## LISTING

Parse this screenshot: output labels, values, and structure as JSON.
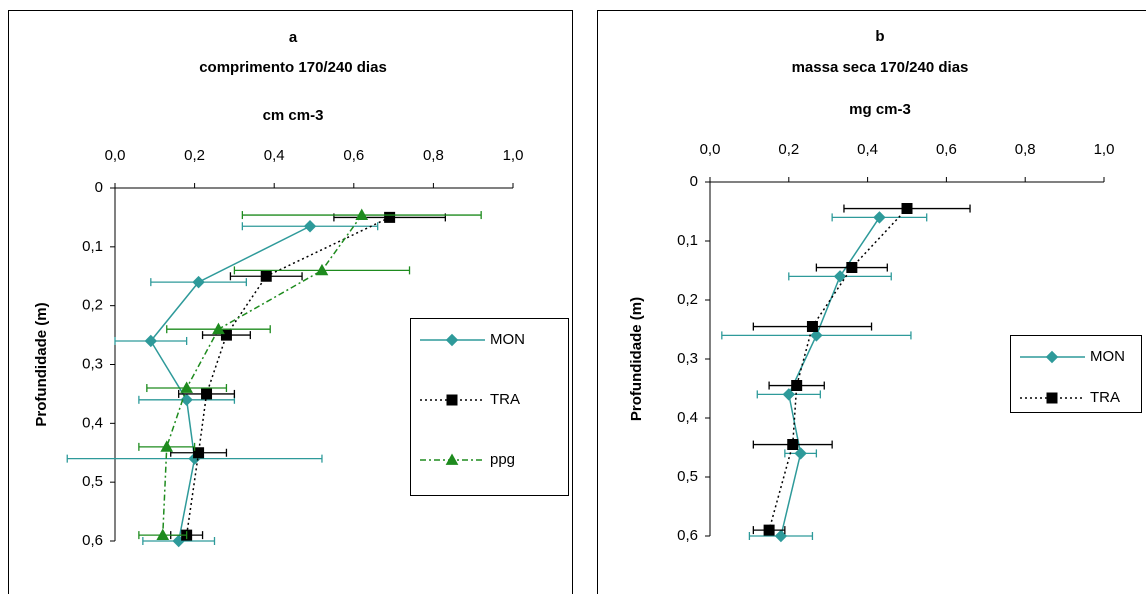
{
  "chart_data": [
    {
      "type": "line",
      "title": "a",
      "subtitle": "comprimento 170/240 dias",
      "x_label": "cm cm-3",
      "y_label": "Profundidade (m)",
      "xlim": [
        0,
        1
      ],
      "xticks": [
        {
          "value": 0,
          "label": "0,0"
        },
        {
          "value": 0.2,
          "label": "0,2"
        },
        {
          "value": 0.4,
          "label": "0,4"
        },
        {
          "value": 0.6,
          "label": "0,6"
        },
        {
          "value": 0.8,
          "label": "0,8"
        },
        {
          "value": 1,
          "label": "1,0"
        }
      ],
      "ylim": [
        0,
        0.6
      ],
      "y_inverted": true,
      "yticks": [
        0,
        {
          "value": 0.1,
          "label": "0,1"
        },
        {
          "value": 0.2,
          "label": "0,2"
        },
        {
          "value": 0.3,
          "label": "0,3"
        },
        {
          "value": 0.4,
          "label": "0,4"
        },
        {
          "value": 0.5,
          "label": "0,5"
        },
        {
          "value": 0.6,
          "label": "0,6"
        }
      ],
      "legend": "right",
      "series": [
        {
          "name": "MON",
          "color": "#2e9a9a",
          "marker": "diamond",
          "dash": "solid",
          "x": [
            0.49,
            0.21,
            0.09,
            0.18,
            0.2,
            0.16
          ],
          "y": [
            0.065,
            0.16,
            0.26,
            0.36,
            0.46,
            0.6
          ],
          "xerr": [
            0.17,
            0.12,
            0.09,
            0.12,
            0.32,
            0.09
          ]
        },
        {
          "name": "TRA",
          "color": "#000000",
          "marker": "square",
          "dash": "dotted",
          "x": [
            0.69,
            0.38,
            0.28,
            0.23,
            0.21,
            0.18
          ],
          "y": [
            0.05,
            0.15,
            0.25,
            0.35,
            0.45,
            0.59
          ],
          "xerr": [
            0.14,
            0.09,
            0.06,
            0.07,
            0.07,
            0.04
          ]
        },
        {
          "name": "ppg",
          "color": "#1e8b1e",
          "marker": "triangle",
          "dash": "dashdot",
          "x": [
            0.62,
            0.52,
            0.26,
            0.18,
            0.13,
            0.12
          ],
          "y": [
            0.046,
            0.14,
            0.24,
            0.34,
            0.44,
            0.59
          ],
          "xerr": [
            0.3,
            0.22,
            0.13,
            0.1,
            0.07,
            0.06
          ]
        }
      ]
    },
    {
      "type": "line",
      "title": "b",
      "subtitle": "massa seca 170/240 dias",
      "x_label": "mg cm-3",
      "y_label": "Profundidade (m)",
      "xlim": [
        0,
        1
      ],
      "xticks": [
        {
          "value": 0,
          "label": "0,0"
        },
        {
          "value": 0.2,
          "label": "0,2"
        },
        {
          "value": 0.4,
          "label": "0,4"
        },
        {
          "value": 0.6,
          "label": "0,6"
        },
        {
          "value": 0.8,
          "label": "0,8"
        },
        {
          "value": 1,
          "label": "1,0"
        }
      ],
      "ylim": [
        0,
        0.6
      ],
      "y_inverted": true,
      "yticks": [
        0,
        {
          "value": 0.1,
          "label": "0,1"
        },
        {
          "value": 0.2,
          "label": "0,2"
        },
        {
          "value": 0.3,
          "label": "0,3"
        },
        {
          "value": 0.4,
          "label": "0,4"
        },
        {
          "value": 0.5,
          "label": "0,5"
        },
        {
          "value": 0.6,
          "label": "0,6"
        }
      ],
      "legend": "right",
      "series": [
        {
          "name": "MON",
          "color": "#2e9a9a",
          "marker": "diamond",
          "dash": "solid",
          "x": [
            0.43,
            0.33,
            0.27,
            0.2,
            0.23,
            0.18
          ],
          "y": [
            0.06,
            0.16,
            0.26,
            0.36,
            0.46,
            0.6
          ],
          "xerr": [
            0.12,
            0.13,
            0.24,
            0.08,
            0.04,
            0.08
          ]
        },
        {
          "name": "TRA",
          "color": "#000000",
          "marker": "square",
          "dash": "dotted",
          "x": [
            0.5,
            0.36,
            0.26,
            0.22,
            0.21,
            0.15
          ],
          "y": [
            0.045,
            0.145,
            0.245,
            0.345,
            0.445,
            0.59
          ],
          "xerr": [
            0.16,
            0.09,
            0.15,
            0.07,
            0.1,
            0.04
          ]
        }
      ]
    }
  ]
}
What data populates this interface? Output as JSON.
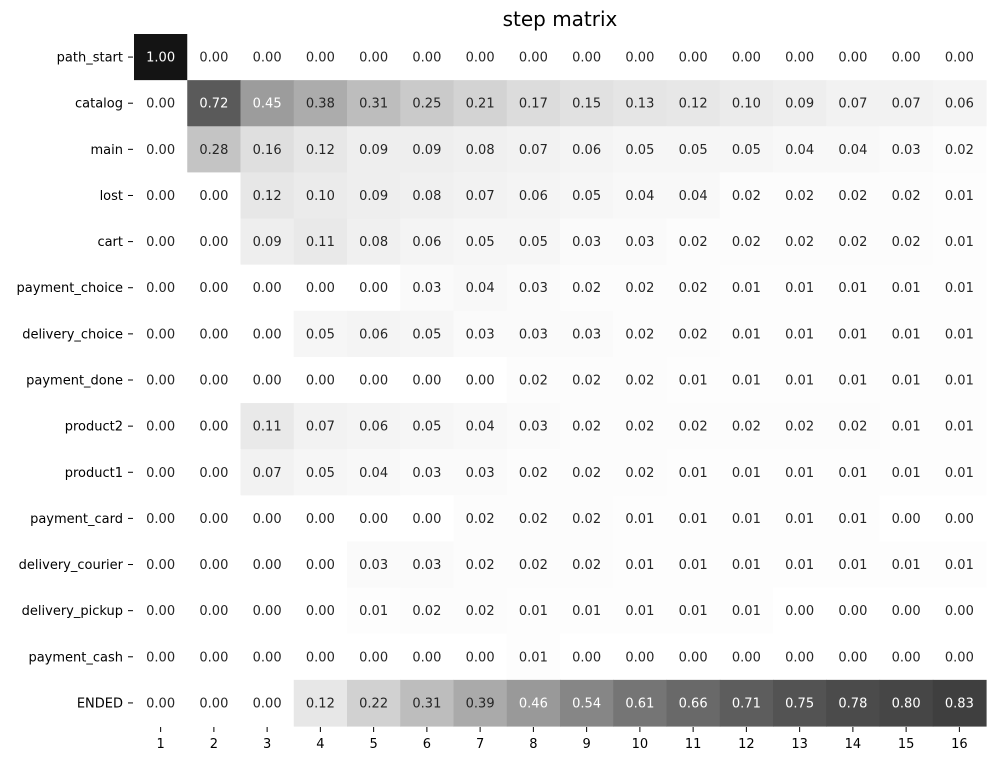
{
  "chart_data": {
    "type": "heatmap",
    "title": "step matrix",
    "xlabel": "",
    "ylabel": "",
    "colorbar": false,
    "colormap": "greys",
    "value_range": [
      0,
      1
    ],
    "x": [
      "1",
      "2",
      "3",
      "4",
      "5",
      "6",
      "7",
      "8",
      "9",
      "10",
      "11",
      "12",
      "13",
      "14",
      "15",
      "16"
    ],
    "y": [
      "path_start",
      "catalog",
      "main",
      "lost",
      "cart",
      "payment_choice",
      "delivery_choice",
      "payment_done",
      "product2",
      "product1",
      "payment_card",
      "delivery_courier",
      "delivery_pickup",
      "payment_cash",
      "ENDED"
    ],
    "values": [
      [
        "1.00",
        "0.00",
        "0.00",
        "0.00",
        "0.00",
        "0.00",
        "0.00",
        "0.00",
        "0.00",
        "0.00",
        "0.00",
        "0.00",
        "0.00",
        "0.00",
        "0.00",
        "0.00"
      ],
      [
        "0.00",
        "0.72",
        "0.45",
        "0.38",
        "0.31",
        "0.25",
        "0.21",
        "0.17",
        "0.15",
        "0.13",
        "0.12",
        "0.10",
        "0.09",
        "0.07",
        "0.07",
        "0.06"
      ],
      [
        "0.00",
        "0.28",
        "0.16",
        "0.12",
        "0.09",
        "0.09",
        "0.08",
        "0.07",
        "0.06",
        "0.05",
        "0.05",
        "0.05",
        "0.04",
        "0.04",
        "0.03",
        "0.02"
      ],
      [
        "0.00",
        "0.00",
        "0.12",
        "0.10",
        "0.09",
        "0.08",
        "0.07",
        "0.06",
        "0.05",
        "0.04",
        "0.04",
        "0.02",
        "0.02",
        "0.02",
        "0.02",
        "0.01"
      ],
      [
        "0.00",
        "0.00",
        "0.09",
        "0.11",
        "0.08",
        "0.06",
        "0.05",
        "0.05",
        "0.03",
        "0.03",
        "0.02",
        "0.02",
        "0.02",
        "0.02",
        "0.02",
        "0.01"
      ],
      [
        "0.00",
        "0.00",
        "0.00",
        "0.00",
        "0.00",
        "0.03",
        "0.04",
        "0.03",
        "0.02",
        "0.02",
        "0.02",
        "0.01",
        "0.01",
        "0.01",
        "0.01",
        "0.01"
      ],
      [
        "0.00",
        "0.00",
        "0.00",
        "0.05",
        "0.06",
        "0.05",
        "0.03",
        "0.03",
        "0.03",
        "0.02",
        "0.02",
        "0.01",
        "0.01",
        "0.01",
        "0.01",
        "0.01"
      ],
      [
        "0.00",
        "0.00",
        "0.00",
        "0.00",
        "0.00",
        "0.00",
        "0.00",
        "0.02",
        "0.02",
        "0.02",
        "0.01",
        "0.01",
        "0.01",
        "0.01",
        "0.01",
        "0.01"
      ],
      [
        "0.00",
        "0.00",
        "0.11",
        "0.07",
        "0.06",
        "0.05",
        "0.04",
        "0.03",
        "0.02",
        "0.02",
        "0.02",
        "0.02",
        "0.02",
        "0.02",
        "0.01",
        "0.01"
      ],
      [
        "0.00",
        "0.00",
        "0.07",
        "0.05",
        "0.04",
        "0.03",
        "0.03",
        "0.02",
        "0.02",
        "0.02",
        "0.01",
        "0.01",
        "0.01",
        "0.01",
        "0.01",
        "0.01"
      ],
      [
        "0.00",
        "0.00",
        "0.00",
        "0.00",
        "0.00",
        "0.00",
        "0.02",
        "0.02",
        "0.02",
        "0.01",
        "0.01",
        "0.01",
        "0.01",
        "0.01",
        "0.00",
        "0.00"
      ],
      [
        "0.00",
        "0.00",
        "0.00",
        "0.00",
        "0.03",
        "0.03",
        "0.02",
        "0.02",
        "0.02",
        "0.01",
        "0.01",
        "0.01",
        "0.01",
        "0.01",
        "0.01",
        "0.01"
      ],
      [
        "0.00",
        "0.00",
        "0.00",
        "0.00",
        "0.01",
        "0.02",
        "0.02",
        "0.01",
        "0.01",
        "0.01",
        "0.01",
        "0.01",
        "0.00",
        "0.00",
        "0.00",
        "0.00"
      ],
      [
        "0.00",
        "0.00",
        "0.00",
        "0.00",
        "0.00",
        "0.00",
        "0.00",
        "0.01",
        "0.00",
        "0.00",
        "0.00",
        "0.00",
        "0.00",
        "0.00",
        "0.00",
        "0.00"
      ],
      [
        "0.00",
        "0.00",
        "0.00",
        "0.12",
        "0.22",
        "0.31",
        "0.39",
        "0.46",
        "0.54",
        "0.61",
        "0.66",
        "0.71",
        "0.75",
        "0.78",
        "0.80",
        "0.83"
      ]
    ]
  }
}
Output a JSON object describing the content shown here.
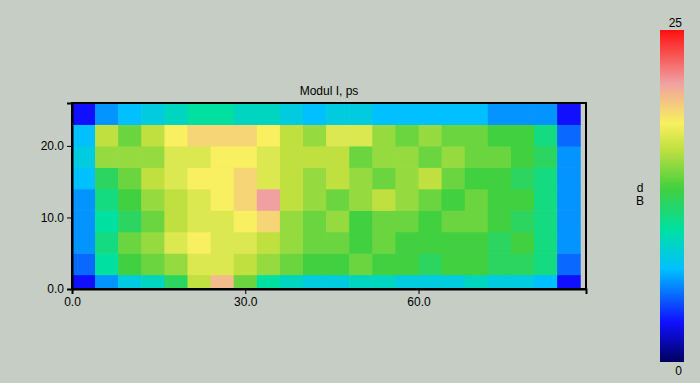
{
  "chart_data": {
    "type": "heatmap",
    "title": "Modul I, ps",
    "x_edges": [
      0,
      4,
      8,
      12,
      16,
      20,
      24,
      28,
      32,
      36,
      40,
      44,
      48,
      52,
      56,
      60,
      64,
      68,
      72,
      76,
      80,
      84,
      88
    ],
    "y_edges": [
      0,
      2,
      5,
      8,
      11,
      14,
      17,
      20,
      23,
      26
    ],
    "cells": [
      [
        3,
        6,
        8,
        9,
        12,
        16,
        20,
        14,
        10,
        9,
        8,
        8,
        9,
        9,
        8,
        8,
        8,
        9,
        8,
        8,
        7,
        3
      ],
      [
        5,
        10,
        13,
        14,
        15,
        17,
        17,
        16,
        15,
        14,
        13,
        13,
        14,
        13,
        13,
        12,
        13,
        13,
        12,
        12,
        11,
        5
      ],
      [
        6,
        11,
        14,
        15,
        17,
        18,
        17,
        17,
        16,
        15,
        14,
        14,
        13,
        14,
        13,
        13,
        13,
        13,
        12,
        13,
        11,
        6
      ],
      [
        6,
        10,
        12,
        14,
        16,
        17,
        17,
        18,
        19,
        15,
        14,
        15,
        13,
        14,
        14,
        13,
        14,
        14,
        13,
        12,
        11,
        6
      ],
      [
        6,
        11,
        13,
        15,
        16,
        17,
        18,
        19,
        21,
        16,
        15,
        14,
        15,
        16,
        15,
        14,
        13,
        14,
        13,
        13,
        11,
        6
      ],
      [
        7,
        12,
        14,
        16,
        17,
        18,
        18,
        19,
        17,
        16,
        15,
        16,
        15,
        14,
        15,
        16,
        14,
        13,
        13,
        12,
        11,
        6
      ],
      [
        8,
        15,
        15,
        15,
        17,
        17,
        18,
        18,
        17,
        16,
        16,
        16,
        14,
        15,
        15,
        14,
        15,
        14,
        14,
        13,
        12,
        6
      ],
      [
        7,
        16,
        14,
        16,
        18,
        19,
        19,
        19,
        18,
        16,
        15,
        17,
        17,
        15,
        14,
        15,
        14,
        14,
        13,
        13,
        11,
        5
      ],
      [
        3,
        6,
        7,
        8,
        9,
        10,
        10,
        9,
        9,
        8,
        7,
        8,
        8,
        7,
        7,
        7,
        7,
        7,
        6,
        6,
        6,
        3
      ]
    ],
    "xlim": [
      0,
      89
    ],
    "ylim": [
      0,
      26
    ],
    "xticks": [
      {
        "value": 0,
        "label": "0.0"
      },
      {
        "value": 30,
        "label": "30.0"
      },
      {
        "value": 60,
        "label": "60.0"
      }
    ],
    "yticks": [
      {
        "value": 0,
        "label": "0.0"
      },
      {
        "value": 10,
        "label": "10.0"
      },
      {
        "value": 20,
        "label": "20.0"
      }
    ],
    "colorbar": {
      "range": [
        0,
        25
      ],
      "ticks": [
        0,
        25
      ],
      "label": "dB"
    }
  }
}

## WHAT TO DO
Your task is to pick out every line with the string "subtitle" and copy it.

## RESPONSE TO THE EXERCISE
      "subtitle": "comprimento 170/240 dias",
      "subtitle": "massa seca 170/240 dias",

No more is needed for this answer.